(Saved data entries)
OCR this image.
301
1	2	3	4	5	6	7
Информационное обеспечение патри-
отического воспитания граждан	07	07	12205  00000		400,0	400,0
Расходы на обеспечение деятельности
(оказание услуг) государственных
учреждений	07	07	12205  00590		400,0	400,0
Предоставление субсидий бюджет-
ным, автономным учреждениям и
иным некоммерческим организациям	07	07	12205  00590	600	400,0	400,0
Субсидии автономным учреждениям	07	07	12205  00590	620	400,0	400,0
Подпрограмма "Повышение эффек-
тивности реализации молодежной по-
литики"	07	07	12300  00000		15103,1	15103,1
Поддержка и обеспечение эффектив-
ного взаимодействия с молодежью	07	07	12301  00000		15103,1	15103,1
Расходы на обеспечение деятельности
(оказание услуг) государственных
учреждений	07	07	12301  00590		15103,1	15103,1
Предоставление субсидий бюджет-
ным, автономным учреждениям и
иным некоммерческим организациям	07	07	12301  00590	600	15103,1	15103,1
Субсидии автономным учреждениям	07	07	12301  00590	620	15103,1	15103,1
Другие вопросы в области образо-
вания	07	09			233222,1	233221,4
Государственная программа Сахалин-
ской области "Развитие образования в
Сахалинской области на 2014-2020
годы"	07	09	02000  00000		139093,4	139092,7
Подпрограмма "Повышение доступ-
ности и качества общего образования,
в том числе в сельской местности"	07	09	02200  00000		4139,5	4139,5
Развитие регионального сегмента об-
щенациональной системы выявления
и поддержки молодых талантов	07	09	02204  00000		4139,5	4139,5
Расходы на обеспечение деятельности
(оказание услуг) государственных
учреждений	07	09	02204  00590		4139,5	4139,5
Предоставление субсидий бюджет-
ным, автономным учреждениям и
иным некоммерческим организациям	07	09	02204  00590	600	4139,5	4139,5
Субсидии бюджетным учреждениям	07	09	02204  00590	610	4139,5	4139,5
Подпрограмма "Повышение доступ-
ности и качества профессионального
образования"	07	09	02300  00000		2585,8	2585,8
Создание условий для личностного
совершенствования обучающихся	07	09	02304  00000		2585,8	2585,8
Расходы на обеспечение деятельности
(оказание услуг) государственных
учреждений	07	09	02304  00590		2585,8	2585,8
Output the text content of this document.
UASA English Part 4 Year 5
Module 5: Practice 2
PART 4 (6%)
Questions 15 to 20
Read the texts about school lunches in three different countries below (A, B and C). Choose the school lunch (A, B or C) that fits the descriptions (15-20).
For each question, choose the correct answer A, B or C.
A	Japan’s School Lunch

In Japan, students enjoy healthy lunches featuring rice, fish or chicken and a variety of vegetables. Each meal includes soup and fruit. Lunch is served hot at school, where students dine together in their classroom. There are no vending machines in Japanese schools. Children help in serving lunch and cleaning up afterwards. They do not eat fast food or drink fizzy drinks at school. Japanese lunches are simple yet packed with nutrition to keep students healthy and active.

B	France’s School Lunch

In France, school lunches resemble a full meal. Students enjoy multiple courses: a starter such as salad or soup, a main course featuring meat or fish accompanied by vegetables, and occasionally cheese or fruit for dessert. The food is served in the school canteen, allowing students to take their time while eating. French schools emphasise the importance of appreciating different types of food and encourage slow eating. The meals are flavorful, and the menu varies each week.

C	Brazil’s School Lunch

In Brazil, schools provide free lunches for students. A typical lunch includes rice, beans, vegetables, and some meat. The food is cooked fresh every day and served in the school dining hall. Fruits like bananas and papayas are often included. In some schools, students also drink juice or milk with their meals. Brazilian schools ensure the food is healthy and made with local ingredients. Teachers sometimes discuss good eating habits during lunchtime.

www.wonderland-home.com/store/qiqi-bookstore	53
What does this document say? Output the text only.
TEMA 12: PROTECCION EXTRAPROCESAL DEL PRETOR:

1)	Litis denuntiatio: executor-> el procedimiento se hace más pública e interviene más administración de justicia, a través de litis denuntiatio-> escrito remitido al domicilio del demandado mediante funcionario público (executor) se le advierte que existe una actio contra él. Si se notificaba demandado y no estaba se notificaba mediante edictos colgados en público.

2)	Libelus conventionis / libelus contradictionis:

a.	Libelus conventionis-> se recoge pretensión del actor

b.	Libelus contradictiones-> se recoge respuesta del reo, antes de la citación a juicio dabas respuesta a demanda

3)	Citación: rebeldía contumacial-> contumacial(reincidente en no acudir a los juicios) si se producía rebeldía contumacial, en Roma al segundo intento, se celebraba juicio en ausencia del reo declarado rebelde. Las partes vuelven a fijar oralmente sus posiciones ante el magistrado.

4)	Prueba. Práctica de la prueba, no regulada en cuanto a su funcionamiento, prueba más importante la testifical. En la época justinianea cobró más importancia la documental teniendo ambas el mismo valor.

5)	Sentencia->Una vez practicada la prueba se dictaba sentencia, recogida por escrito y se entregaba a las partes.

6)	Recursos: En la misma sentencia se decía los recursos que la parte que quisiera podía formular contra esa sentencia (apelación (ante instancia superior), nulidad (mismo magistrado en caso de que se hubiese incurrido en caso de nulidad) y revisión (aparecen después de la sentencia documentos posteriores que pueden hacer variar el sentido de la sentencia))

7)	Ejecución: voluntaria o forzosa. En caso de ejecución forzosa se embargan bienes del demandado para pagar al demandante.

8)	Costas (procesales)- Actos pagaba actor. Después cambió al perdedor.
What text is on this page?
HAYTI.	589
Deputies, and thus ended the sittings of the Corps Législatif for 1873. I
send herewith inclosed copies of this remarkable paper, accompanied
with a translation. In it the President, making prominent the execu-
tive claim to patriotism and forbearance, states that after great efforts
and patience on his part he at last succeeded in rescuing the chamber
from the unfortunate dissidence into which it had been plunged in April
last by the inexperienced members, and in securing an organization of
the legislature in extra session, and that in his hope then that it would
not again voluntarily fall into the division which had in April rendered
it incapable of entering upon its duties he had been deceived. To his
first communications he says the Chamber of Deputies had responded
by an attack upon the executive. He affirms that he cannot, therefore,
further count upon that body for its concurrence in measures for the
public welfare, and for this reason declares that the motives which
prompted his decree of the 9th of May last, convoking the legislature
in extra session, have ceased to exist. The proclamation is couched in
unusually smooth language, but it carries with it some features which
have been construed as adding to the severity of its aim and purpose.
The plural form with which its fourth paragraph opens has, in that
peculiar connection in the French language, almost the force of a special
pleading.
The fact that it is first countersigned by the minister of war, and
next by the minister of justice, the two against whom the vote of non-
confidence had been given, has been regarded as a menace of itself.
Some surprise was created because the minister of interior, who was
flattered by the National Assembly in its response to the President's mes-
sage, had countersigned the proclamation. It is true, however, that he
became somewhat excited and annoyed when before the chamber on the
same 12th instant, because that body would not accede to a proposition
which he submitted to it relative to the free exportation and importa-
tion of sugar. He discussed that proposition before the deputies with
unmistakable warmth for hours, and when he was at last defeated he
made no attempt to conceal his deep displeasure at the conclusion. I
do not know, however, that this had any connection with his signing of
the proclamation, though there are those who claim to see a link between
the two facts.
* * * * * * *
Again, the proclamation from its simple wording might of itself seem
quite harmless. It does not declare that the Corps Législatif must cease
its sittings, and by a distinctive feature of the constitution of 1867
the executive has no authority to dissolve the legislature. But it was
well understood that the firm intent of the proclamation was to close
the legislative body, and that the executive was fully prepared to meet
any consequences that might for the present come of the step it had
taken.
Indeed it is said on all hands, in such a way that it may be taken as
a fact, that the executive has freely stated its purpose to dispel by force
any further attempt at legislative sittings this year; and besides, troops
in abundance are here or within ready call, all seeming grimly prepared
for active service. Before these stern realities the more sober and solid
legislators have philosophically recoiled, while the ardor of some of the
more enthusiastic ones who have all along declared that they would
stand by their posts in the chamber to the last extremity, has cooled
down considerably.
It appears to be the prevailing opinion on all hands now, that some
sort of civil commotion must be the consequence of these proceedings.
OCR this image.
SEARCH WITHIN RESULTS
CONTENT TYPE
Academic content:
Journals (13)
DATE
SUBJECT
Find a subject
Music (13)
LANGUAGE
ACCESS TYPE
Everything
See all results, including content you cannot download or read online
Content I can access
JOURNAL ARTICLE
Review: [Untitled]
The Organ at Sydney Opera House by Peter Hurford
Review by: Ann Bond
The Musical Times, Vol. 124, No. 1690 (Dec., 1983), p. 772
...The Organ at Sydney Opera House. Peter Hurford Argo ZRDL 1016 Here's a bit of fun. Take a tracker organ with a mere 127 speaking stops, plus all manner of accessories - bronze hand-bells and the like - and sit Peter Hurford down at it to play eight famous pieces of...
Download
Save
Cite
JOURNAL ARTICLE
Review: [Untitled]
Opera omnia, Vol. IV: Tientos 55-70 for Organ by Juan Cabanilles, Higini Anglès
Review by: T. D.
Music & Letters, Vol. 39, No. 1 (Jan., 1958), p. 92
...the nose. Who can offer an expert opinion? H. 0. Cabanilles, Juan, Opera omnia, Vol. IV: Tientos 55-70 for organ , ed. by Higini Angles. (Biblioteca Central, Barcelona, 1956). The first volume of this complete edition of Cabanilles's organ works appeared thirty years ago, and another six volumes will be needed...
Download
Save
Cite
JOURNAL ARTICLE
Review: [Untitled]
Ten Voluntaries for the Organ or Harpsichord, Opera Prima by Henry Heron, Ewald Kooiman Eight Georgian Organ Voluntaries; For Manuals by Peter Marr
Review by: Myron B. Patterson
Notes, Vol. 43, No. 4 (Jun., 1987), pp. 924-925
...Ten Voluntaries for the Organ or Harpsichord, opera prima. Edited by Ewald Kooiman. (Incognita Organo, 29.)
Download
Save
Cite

Exercise prompt - Reproduce every line of the listing above in which the string "does" appears.

Task solution -
What does this document say? Output the text only.
quite harmless. It does not declare that the Corps Législatif must cease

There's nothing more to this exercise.